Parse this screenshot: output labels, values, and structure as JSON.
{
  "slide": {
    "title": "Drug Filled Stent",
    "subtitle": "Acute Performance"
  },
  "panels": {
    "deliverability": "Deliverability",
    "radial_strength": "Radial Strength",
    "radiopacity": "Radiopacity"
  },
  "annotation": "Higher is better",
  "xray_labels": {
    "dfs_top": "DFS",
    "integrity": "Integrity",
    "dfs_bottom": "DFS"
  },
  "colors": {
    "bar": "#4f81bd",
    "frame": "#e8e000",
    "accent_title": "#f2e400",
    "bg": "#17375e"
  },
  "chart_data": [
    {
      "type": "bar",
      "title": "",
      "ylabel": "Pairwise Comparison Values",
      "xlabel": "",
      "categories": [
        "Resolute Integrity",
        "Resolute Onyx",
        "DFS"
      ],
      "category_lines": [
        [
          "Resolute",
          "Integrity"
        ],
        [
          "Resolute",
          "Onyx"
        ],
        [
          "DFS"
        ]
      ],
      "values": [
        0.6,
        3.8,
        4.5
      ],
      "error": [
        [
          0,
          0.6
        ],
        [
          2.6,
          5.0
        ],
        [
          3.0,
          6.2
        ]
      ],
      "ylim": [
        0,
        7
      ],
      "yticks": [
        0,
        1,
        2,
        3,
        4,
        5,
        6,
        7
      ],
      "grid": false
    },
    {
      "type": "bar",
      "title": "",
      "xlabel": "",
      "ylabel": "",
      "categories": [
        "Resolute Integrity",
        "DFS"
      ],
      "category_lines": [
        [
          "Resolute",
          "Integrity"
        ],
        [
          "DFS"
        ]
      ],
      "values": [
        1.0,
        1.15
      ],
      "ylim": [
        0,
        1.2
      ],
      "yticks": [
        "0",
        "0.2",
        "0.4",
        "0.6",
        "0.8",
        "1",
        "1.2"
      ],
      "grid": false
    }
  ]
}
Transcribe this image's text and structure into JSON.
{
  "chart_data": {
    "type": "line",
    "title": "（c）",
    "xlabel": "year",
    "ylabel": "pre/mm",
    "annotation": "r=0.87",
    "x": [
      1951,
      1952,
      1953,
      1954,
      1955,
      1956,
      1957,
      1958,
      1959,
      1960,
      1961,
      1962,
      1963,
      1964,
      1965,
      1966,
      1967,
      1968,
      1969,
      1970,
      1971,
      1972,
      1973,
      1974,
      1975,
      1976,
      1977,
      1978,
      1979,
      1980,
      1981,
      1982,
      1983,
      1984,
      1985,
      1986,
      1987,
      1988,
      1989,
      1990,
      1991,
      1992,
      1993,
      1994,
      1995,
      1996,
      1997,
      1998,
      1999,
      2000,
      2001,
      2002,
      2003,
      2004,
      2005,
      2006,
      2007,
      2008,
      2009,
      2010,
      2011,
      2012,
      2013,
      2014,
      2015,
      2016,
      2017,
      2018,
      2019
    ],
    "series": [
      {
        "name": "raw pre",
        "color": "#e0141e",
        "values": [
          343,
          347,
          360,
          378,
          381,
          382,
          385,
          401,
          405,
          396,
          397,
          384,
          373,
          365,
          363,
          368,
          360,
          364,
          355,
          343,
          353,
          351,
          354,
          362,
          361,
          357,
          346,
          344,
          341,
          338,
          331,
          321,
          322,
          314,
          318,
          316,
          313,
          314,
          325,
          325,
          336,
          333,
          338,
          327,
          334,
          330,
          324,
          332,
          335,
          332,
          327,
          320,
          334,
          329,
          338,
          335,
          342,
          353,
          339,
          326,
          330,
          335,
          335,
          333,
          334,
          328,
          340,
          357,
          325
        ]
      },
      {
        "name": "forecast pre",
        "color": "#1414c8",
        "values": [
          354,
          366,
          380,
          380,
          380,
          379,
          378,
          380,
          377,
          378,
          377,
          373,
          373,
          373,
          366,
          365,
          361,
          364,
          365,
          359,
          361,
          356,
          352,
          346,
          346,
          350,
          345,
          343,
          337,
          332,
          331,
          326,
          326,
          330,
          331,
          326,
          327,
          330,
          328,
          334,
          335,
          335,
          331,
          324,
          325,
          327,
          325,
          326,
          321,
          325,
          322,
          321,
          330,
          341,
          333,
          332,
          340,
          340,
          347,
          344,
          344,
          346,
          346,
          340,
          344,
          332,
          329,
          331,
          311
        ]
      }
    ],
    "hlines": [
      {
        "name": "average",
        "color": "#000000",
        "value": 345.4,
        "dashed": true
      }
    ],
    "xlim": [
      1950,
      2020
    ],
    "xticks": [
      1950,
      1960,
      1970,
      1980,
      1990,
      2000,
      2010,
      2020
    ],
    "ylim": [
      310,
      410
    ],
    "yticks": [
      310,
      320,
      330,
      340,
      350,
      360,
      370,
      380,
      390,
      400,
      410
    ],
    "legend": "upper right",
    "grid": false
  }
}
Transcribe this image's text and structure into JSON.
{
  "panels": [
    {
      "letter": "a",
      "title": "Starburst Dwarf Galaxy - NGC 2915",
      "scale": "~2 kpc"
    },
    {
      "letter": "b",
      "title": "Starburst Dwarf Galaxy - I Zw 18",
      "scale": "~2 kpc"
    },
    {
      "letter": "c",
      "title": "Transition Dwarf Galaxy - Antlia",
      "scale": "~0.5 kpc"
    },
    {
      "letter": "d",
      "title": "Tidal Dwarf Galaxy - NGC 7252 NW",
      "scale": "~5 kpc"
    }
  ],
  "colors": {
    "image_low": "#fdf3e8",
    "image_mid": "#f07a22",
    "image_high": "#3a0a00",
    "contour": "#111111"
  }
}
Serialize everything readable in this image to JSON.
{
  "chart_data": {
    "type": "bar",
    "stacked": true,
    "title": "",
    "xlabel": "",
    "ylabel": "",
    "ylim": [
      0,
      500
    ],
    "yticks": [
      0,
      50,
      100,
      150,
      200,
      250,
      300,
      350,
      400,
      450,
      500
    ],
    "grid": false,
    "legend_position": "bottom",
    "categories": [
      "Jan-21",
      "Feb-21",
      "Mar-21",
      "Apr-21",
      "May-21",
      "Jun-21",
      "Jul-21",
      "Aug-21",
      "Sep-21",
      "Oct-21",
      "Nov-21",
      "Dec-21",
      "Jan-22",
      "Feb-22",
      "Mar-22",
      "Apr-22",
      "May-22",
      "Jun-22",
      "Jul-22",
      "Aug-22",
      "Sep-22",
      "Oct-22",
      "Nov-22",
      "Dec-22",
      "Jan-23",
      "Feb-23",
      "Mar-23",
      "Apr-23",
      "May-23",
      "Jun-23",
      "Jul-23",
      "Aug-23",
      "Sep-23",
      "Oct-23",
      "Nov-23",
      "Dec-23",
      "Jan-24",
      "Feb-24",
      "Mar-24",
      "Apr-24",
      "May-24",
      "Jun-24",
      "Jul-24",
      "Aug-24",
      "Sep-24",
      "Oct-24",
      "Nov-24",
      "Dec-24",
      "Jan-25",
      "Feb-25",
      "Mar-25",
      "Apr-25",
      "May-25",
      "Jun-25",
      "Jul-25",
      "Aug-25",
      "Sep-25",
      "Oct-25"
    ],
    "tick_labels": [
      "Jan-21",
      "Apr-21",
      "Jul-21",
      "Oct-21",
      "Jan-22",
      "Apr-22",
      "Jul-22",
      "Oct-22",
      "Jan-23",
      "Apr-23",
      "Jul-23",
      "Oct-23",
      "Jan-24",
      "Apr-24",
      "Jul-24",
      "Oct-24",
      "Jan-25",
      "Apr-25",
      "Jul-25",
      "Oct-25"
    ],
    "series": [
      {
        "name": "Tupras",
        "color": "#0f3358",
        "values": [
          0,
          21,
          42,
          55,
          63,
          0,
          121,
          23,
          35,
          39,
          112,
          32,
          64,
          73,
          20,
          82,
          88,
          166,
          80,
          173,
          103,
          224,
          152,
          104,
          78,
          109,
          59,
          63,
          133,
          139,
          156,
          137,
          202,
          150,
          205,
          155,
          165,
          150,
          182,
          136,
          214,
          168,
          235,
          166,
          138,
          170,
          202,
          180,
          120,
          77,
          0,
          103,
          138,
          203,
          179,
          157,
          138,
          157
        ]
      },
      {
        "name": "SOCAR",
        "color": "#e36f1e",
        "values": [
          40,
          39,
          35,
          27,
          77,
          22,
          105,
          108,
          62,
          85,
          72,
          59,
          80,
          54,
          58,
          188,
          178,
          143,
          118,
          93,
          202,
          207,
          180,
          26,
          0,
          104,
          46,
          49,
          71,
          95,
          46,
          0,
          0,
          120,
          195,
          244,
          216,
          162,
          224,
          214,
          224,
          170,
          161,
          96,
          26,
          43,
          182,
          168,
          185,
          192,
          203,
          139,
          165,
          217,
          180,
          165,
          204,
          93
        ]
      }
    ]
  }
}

### What to produce
Go through the listing above and return every line where the word "Dwarf" occurs.

### Solution for this exercise
      "title": "Starburst Dwarf Galaxy - NGC 2915",
      "title": "Starburst Dwarf Galaxy - I Zw 18",
      "title": "Transition Dwarf Galaxy - Antlia",
      "title": "Tidal Dwarf Galaxy - NGC 7252 NW",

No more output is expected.